* TASK TO COMPLETE: Pull out every line with the word "data".

-------- SOURCE RECORDS --------

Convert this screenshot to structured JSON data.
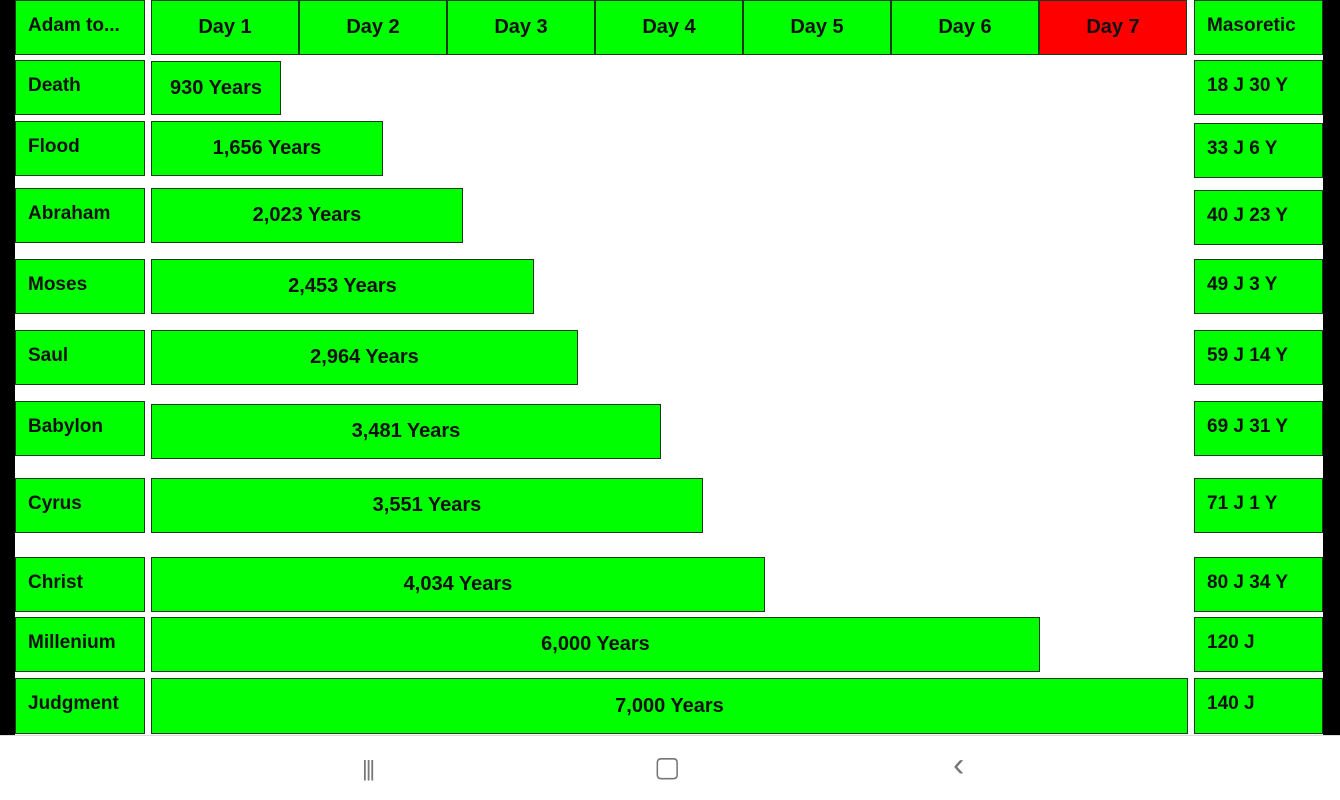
{
  "header": {
    "corner": "Adam to...",
    "days": [
      "Day 1",
      "Day 2",
      "Day 3",
      "Day 4",
      "Day 5",
      "Day 6",
      "Day 7"
    ],
    "right": "Masoretic",
    "highlight_day": "Day 7",
    "highlight_color": "#ff0000",
    "bar_color": "#00ff00"
  },
  "rows": [
    {
      "label": "Death",
      "years": "930 Years",
      "masoretic": "18 J 30 Y"
    },
    {
      "label": "Flood",
      "years": "1,656 Years",
      "masoretic": "33 J 6 Y"
    },
    {
      "label": "Abraham",
      "years": "2,023 Years",
      "masoretic": "40 J 23 Y"
    },
    {
      "label": "Moses",
      "years": "2,453 Years",
      "masoretic": "49 J 3 Y"
    },
    {
      "label": "Saul",
      "years": "2,964 Years",
      "masoretic": "59 J 14 Y"
    },
    {
      "label": "Babylon",
      "years": "3,481 Years",
      "masoretic": "69 J 31 Y"
    },
    {
      "label": "Cyrus",
      "years": "3,551 Years",
      "masoretic": "71 J 1 Y"
    },
    {
      "label": "Christ",
      "years": "4,034 Years",
      "masoretic": "80 J 34 Y"
    },
    {
      "label": "Millenium",
      "years": "6,000 Years",
      "masoretic": "120 J"
    },
    {
      "label": "Judgment",
      "years": "7,000 Years",
      "masoretic": "140 J"
    }
  ],
  "navbar": {
    "recents": "|||",
    "home": "▢",
    "back": "‹"
  }
}
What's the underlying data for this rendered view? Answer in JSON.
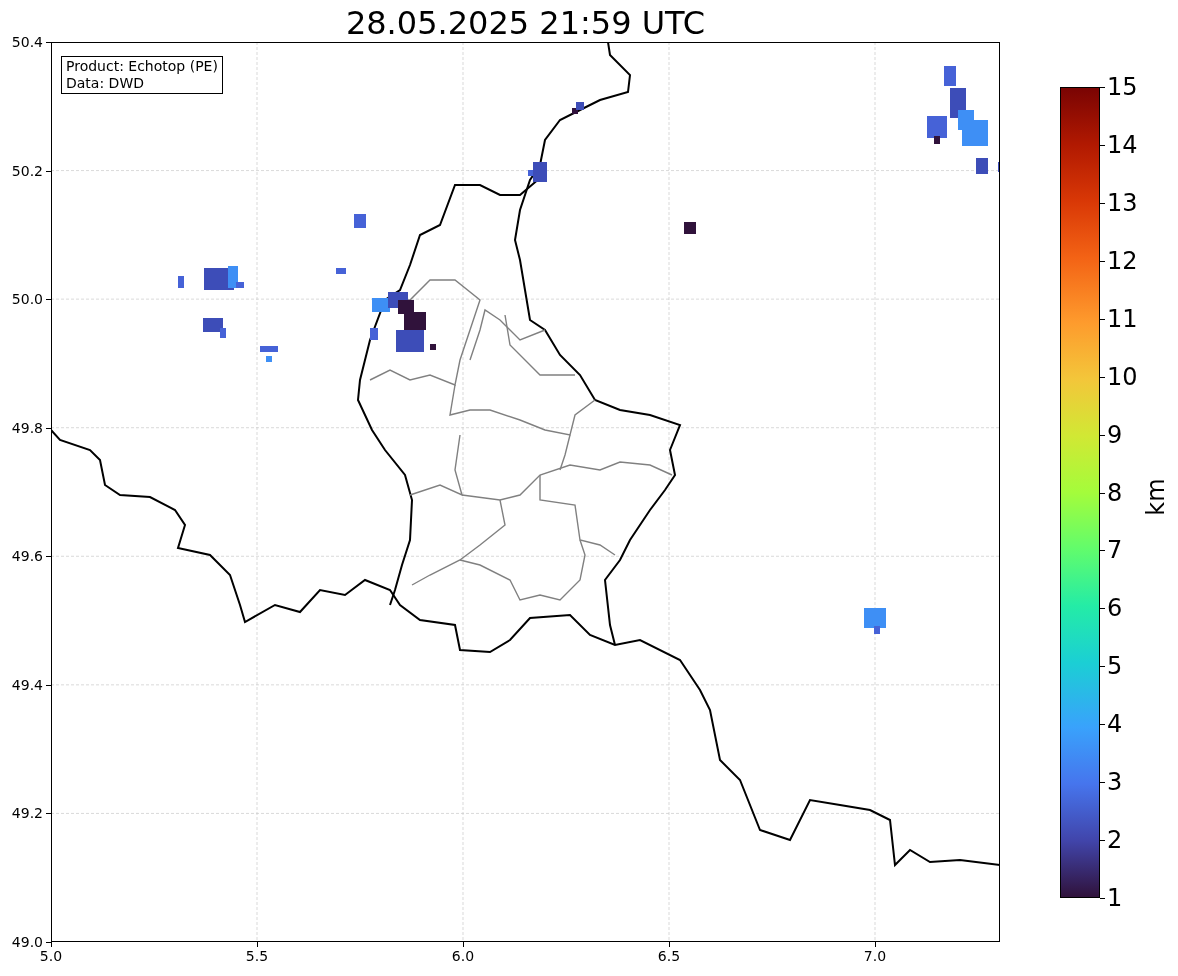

--------

* REPLY:
Convert this screenshot to structured JSON data.
What's the underlying data for this rendered view? Answer in JSON.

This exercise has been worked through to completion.